#### Work instructions
Every line below must be reproduced exactly. Copy them all.

#### Collected data

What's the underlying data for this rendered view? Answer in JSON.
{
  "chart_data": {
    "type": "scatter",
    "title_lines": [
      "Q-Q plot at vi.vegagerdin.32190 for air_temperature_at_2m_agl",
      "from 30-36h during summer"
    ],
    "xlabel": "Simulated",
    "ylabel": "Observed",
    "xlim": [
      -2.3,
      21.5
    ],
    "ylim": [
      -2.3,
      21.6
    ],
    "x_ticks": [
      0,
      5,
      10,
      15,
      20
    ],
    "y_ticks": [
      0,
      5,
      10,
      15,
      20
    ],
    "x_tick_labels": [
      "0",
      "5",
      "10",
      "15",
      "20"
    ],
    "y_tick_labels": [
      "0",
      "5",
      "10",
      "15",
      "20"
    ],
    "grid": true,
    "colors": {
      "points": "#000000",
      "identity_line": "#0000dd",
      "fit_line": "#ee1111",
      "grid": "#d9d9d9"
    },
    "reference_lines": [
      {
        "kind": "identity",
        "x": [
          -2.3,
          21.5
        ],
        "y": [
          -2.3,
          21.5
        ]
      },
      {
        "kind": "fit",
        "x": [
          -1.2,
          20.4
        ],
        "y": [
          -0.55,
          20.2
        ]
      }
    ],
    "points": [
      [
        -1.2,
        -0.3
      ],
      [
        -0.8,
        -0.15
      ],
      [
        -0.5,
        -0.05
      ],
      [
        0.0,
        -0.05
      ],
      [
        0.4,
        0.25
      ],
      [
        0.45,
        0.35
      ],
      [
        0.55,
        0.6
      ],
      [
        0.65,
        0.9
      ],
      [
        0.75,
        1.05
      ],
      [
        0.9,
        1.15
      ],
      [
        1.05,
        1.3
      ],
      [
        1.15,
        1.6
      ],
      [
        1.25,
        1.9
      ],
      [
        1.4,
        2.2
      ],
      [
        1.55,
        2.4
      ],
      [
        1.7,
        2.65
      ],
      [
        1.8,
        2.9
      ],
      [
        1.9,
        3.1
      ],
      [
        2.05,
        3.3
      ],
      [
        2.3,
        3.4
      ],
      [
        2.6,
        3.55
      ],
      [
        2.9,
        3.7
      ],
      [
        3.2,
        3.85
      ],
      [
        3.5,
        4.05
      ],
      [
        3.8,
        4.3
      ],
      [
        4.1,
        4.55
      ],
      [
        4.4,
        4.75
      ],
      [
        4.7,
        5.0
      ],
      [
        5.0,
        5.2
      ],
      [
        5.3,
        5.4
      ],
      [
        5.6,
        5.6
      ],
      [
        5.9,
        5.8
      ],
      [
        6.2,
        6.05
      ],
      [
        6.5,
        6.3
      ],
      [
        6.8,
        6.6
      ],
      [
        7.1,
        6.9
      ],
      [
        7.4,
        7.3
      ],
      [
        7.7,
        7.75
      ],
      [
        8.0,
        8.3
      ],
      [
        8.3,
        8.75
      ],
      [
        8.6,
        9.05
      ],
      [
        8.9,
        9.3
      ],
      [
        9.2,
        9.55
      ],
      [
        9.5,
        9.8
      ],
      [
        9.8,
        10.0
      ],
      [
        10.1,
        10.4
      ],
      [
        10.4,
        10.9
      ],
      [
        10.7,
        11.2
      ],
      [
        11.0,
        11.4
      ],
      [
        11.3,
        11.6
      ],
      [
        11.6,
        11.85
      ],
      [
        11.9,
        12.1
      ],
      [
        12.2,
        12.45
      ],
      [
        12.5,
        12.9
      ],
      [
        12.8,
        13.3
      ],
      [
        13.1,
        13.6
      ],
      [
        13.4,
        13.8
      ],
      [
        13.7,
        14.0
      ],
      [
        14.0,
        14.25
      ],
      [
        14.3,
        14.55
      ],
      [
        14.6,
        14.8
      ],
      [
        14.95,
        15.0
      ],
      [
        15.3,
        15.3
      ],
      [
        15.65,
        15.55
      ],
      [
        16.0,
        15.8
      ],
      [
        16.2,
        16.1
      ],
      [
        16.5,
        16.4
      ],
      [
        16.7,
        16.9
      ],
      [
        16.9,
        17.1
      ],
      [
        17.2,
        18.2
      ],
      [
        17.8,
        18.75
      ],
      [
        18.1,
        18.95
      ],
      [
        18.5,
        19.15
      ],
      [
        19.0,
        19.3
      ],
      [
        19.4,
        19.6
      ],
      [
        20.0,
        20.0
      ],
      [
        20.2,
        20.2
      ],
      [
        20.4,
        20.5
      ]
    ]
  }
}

#### Solution to this task
What's the underlying data for this rendered view? Answer in JSON.
{
  "chart_data": {
    "type": "scatter",
    "title_lines": [
      "Q-Q plot at vi.vegagerdin.32190 for air_temperature_at_2m_agl",
      "from 30-36h during summer"
    ],
    "xlabel": "Simulated",
    "ylabel": "Observed",
    "xlim": [
      -2.3,
      21.5
    ],
    "ylim": [
      -2.3,
      21.6
    ],
    "x_ticks": [
      0,
      5,
      10,
      15,
      20
    ],
    "y_ticks": [
      0,
      5,
      10,
      15,
      20
    ],
    "x_tick_labels": [
      "0",
      "5",
      "10",
      "15",
      "20"
    ],
    "y_tick_labels": [
      "0",
      "5",
      "10",
      "15",
      "20"
    ],
    "grid": true,
    "colors": {
      "points": "#000000",
      "identity_line": "#0000dd",
      "fit_line": "#ee1111",
      "grid": "#d9d9d9"
    },
    "reference_lines": [
      {
        "kind": "identity",
        "x": [
          -2.3,
          21.5
        ],
        "y": [
          -2.3,
          21.5
        ]
      },
      {
        "kind": "fit",
        "x": [
          -1.2,
          20.4
        ],
        "y": [
          -0.55,
          20.2
        ]
      }
    ],
    "points": [
      [
        -1.2,
        -0.3
      ],
      [
        -0.8,
        -0.15
      ],
      [
        -0.5,
        -0.05
      ],
      [
        0.0,
        -0.05
      ],
      [
        0.4,
        0.25
      ],
      [
        0.45,
        0.35
      ],
      [
        0.55,
        0.6
      ],
      [
        0.65,
        0.9
      ],
      [
        0.75,
        1.05
      ],
      [
        0.9,
        1.15
      ],
      [
        1.05,
        1.3
      ],
      [
        1.15,
        1.6
      ],
      [
        1.25,
        1.9
      ],
      [
        1.4,
        2.2
      ],
      [
        1.55,
        2.4
      ],
      [
        1.7,
        2.65
      ],
      [
        1.8,
        2.9
      ],
      [
        1.9,
        3.1
      ],
      [
        2.05,
        3.3
      ],
      [
        2.3,
        3.4
      ],
      [
        2.6,
        3.55
      ],
      [
        2.9,
        3.7
      ],
      [
        3.2,
        3.85
      ],
      [
        3.5,
        4.05
      ],
      [
        3.8,
        4.3
      ],
      [
        4.1,
        4.55
      ],
      [
        4.4,
        4.75
      ],
      [
        4.7,
        5.0
      ],
      [
        5.0,
        5.2
      ],
      [
        5.3,
        5.4
      ],
      [
        5.6,
        5.6
      ],
      [
        5.9,
        5.8
      ],
      [
        6.2,
        6.05
      ],
      [
        6.5,
        6.3
      ],
      [
        6.8,
        6.6
      ],
      [
        7.1,
        6.9
      ],
      [
        7.4,
        7.3
      ],
      [
        7.7,
        7.75
      ],
      [
        8.0,
        8.3
      ],
      [
        8.3,
        8.75
      ],
      [
        8.6,
        9.05
      ],
      [
        8.9,
        9.3
      ],
      [
        9.2,
        9.55
      ],
      [
        9.5,
        9.8
      ],
      [
        9.8,
        10.0
      ],
      [
        10.1,
        10.4
      ],
      [
        10.4,
        10.9
      ],
      [
        10.7,
        11.2
      ],
      [
        11.0,
        11.4
      ],
      [
        11.3,
        11.6
      ],
      [
        11.6,
        11.85
      ],
      [
        11.9,
        12.1
      ],
      [
        12.2,
        12.45
      ],
      [
        12.5,
        12.9
      ],
      [
        12.8,
        13.3
      ],
      [
        13.1,
        13.6
      ],
      [
        13.4,
        13.8
      ],
      [
        13.7,
        14.0
      ],
      [
        14.0,
        14.25
      ],
      [
        14.3,
        14.55
      ],
      [
        14.6,
        14.8
      ],
      [
        14.95,
        15.0
      ],
      [
        15.3,
        15.3
      ],
      [
        15.65,
        15.55
      ],
      [
        16.0,
        15.8
      ],
      [
        16.2,
        16.1
      ],
      [
        16.5,
        16.4
      ],
      [
        16.7,
        16.9
      ],
      [
        16.9,
        17.1
      ],
      [
        17.2,
        18.2
      ],
      [
        17.8,
        18.75
      ],
      [
        18.1,
        18.95
      ],
      [
        18.5,
        19.15
      ],
      [
        19.0,
        19.3
      ],
      [
        19.4,
        19.6
      ],
      [
        20.0,
        20.0
      ],
      [
        20.2,
        20.2
      ],
      [
        20.4,
        20.5
      ]
    ]
  }
}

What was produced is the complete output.